TASK INSTRUCTIONS:
Copy each line below that contains "LINEAR".

SUPPLIED INFORMATION:

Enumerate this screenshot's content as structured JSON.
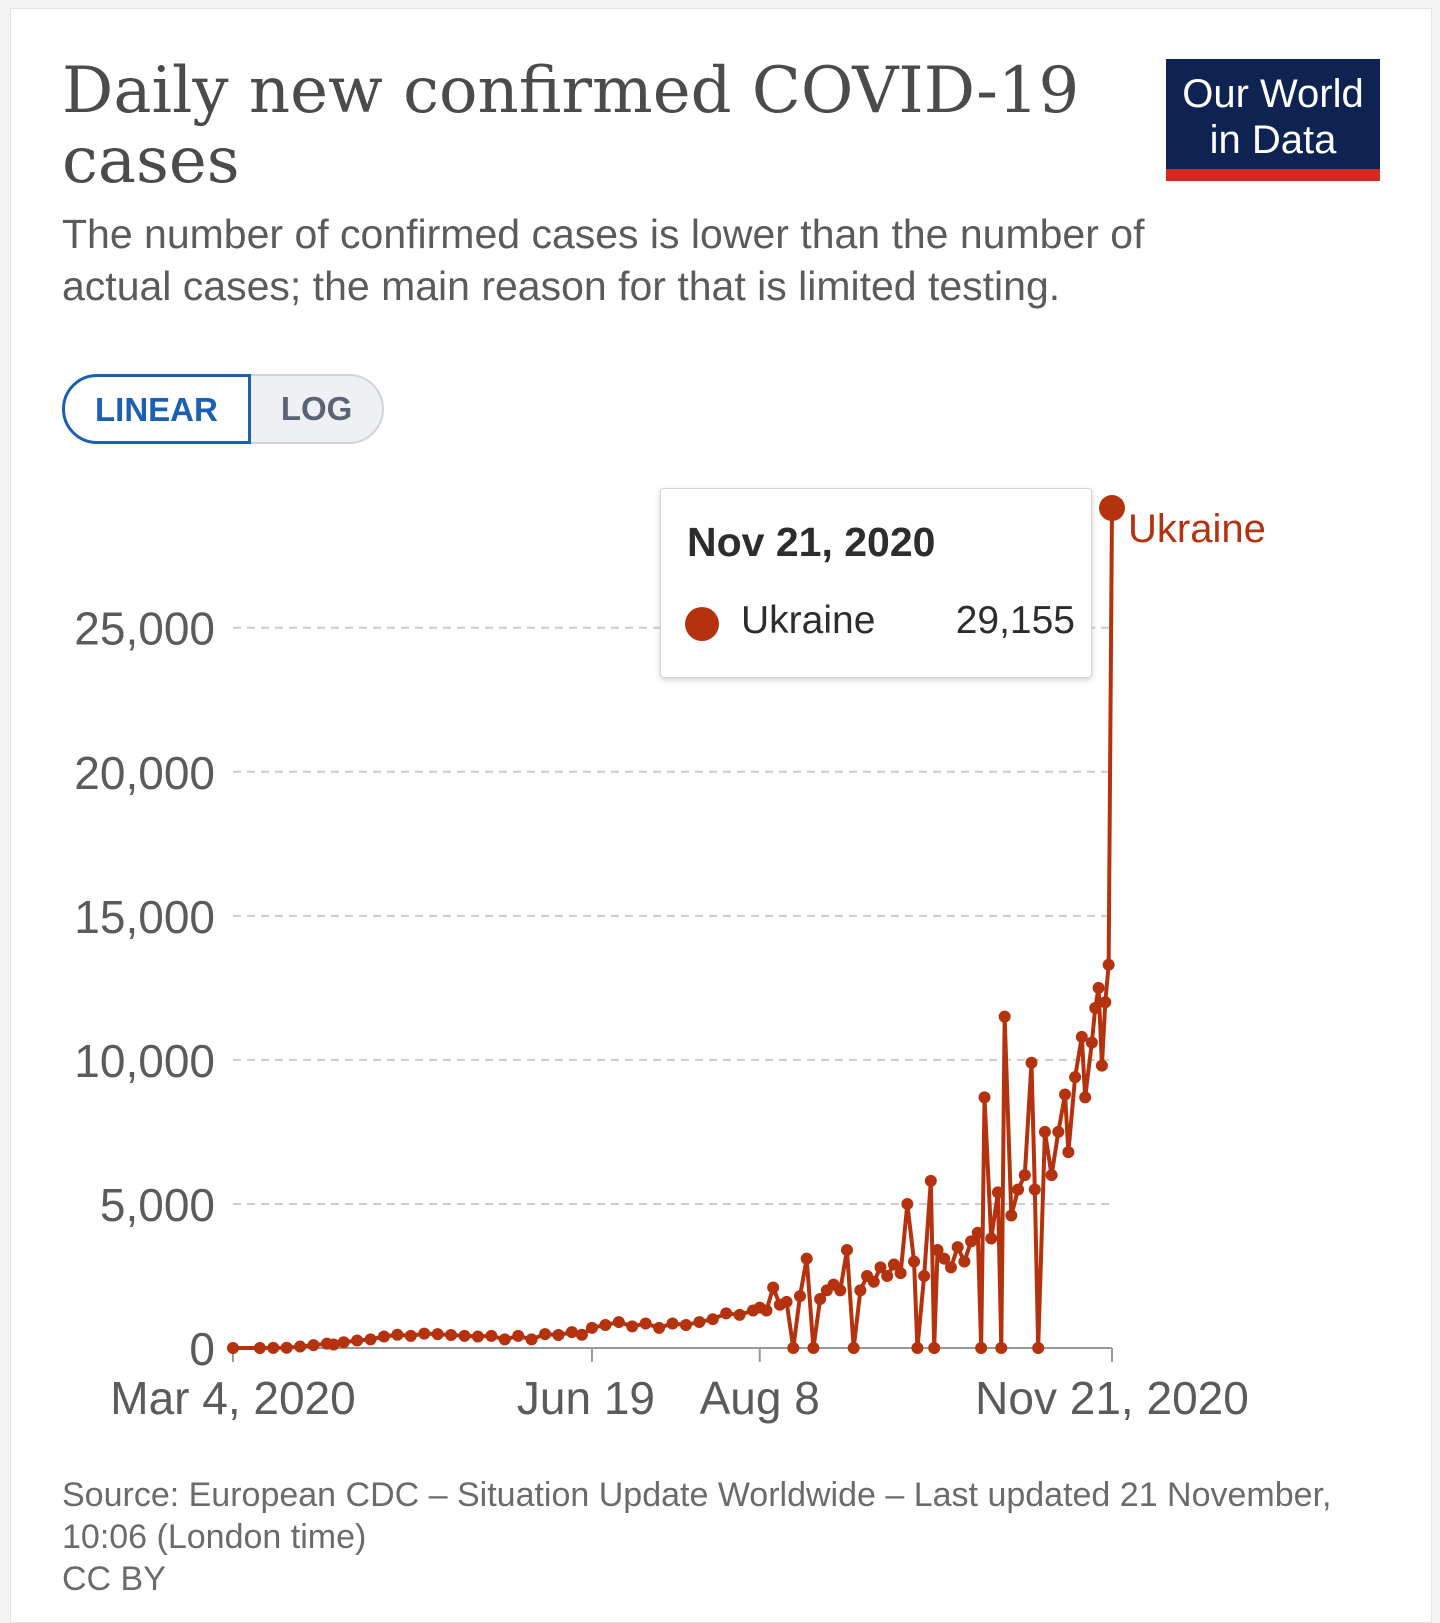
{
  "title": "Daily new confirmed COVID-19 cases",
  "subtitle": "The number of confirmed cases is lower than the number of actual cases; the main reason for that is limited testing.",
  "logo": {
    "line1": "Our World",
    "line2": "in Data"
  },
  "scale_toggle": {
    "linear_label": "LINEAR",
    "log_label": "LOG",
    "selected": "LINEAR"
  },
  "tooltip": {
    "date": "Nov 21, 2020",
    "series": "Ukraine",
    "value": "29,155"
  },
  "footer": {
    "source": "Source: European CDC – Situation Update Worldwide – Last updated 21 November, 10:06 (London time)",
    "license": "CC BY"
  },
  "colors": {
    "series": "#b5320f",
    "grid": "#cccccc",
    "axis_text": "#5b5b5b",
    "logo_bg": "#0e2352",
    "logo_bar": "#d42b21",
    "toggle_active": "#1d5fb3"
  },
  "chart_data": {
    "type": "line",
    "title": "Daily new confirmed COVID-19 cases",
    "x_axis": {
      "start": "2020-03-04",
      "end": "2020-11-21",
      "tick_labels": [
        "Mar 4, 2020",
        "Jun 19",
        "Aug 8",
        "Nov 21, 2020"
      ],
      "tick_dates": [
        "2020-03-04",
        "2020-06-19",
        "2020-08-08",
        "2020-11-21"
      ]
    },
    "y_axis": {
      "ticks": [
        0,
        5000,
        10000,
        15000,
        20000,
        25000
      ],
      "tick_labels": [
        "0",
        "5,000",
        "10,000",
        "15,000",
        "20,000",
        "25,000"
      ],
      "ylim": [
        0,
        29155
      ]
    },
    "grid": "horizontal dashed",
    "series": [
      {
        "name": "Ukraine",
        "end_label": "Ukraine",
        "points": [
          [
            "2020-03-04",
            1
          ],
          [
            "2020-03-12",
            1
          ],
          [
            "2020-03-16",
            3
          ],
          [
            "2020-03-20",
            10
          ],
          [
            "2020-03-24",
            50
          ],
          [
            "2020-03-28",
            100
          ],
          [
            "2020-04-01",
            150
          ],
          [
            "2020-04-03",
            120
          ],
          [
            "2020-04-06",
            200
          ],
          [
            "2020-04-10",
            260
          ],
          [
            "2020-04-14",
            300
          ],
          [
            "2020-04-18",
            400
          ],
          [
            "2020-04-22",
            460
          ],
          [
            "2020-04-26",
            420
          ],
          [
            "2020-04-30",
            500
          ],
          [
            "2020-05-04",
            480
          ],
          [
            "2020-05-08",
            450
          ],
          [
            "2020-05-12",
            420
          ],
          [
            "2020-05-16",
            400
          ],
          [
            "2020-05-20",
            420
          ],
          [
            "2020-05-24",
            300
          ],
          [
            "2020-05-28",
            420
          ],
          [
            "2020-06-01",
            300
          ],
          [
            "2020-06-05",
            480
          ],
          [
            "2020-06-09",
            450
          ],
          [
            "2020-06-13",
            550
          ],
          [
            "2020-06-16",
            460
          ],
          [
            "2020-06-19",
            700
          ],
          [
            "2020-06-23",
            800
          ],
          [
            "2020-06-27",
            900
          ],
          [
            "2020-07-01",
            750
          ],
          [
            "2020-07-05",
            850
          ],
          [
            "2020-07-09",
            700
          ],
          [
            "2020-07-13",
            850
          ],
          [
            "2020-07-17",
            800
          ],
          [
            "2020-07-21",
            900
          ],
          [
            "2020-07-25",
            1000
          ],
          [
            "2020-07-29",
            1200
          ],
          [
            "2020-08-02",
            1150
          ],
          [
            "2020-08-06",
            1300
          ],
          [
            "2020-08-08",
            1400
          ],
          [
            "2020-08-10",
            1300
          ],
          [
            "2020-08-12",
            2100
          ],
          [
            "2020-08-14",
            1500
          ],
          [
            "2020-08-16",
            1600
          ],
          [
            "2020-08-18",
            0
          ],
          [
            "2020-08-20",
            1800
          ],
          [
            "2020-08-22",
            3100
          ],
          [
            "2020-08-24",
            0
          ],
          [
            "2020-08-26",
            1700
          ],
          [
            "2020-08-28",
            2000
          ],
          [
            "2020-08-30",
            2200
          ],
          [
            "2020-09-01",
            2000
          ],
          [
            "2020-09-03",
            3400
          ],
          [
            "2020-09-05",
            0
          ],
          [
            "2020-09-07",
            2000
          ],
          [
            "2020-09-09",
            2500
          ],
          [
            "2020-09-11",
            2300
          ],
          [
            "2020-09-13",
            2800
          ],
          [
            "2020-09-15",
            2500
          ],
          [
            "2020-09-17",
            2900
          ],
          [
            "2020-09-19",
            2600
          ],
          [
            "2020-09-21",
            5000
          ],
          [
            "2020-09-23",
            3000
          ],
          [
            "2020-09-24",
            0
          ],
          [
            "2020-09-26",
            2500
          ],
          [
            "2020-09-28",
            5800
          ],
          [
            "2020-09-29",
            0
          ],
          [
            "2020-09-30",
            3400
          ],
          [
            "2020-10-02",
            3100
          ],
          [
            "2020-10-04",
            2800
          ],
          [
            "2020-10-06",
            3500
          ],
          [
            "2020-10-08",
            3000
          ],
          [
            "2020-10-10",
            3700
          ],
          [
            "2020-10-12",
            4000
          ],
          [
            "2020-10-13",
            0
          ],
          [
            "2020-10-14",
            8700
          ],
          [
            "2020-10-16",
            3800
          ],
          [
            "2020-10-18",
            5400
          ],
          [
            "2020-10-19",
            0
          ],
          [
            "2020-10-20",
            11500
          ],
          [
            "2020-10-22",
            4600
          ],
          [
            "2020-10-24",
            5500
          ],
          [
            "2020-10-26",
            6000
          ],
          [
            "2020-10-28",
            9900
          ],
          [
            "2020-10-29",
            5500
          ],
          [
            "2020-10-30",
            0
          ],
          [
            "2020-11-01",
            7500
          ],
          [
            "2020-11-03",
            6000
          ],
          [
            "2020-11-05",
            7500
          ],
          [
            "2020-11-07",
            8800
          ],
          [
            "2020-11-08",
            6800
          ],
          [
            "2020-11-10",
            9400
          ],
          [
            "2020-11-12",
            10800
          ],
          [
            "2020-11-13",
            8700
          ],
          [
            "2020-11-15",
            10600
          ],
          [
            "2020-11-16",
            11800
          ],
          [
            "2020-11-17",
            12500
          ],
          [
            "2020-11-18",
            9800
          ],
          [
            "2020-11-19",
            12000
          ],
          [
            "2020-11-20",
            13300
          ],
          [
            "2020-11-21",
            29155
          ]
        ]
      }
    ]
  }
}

REPLY TO THE TASK:
    "linear_label": "LINEAR",
    "selected": "LINEAR"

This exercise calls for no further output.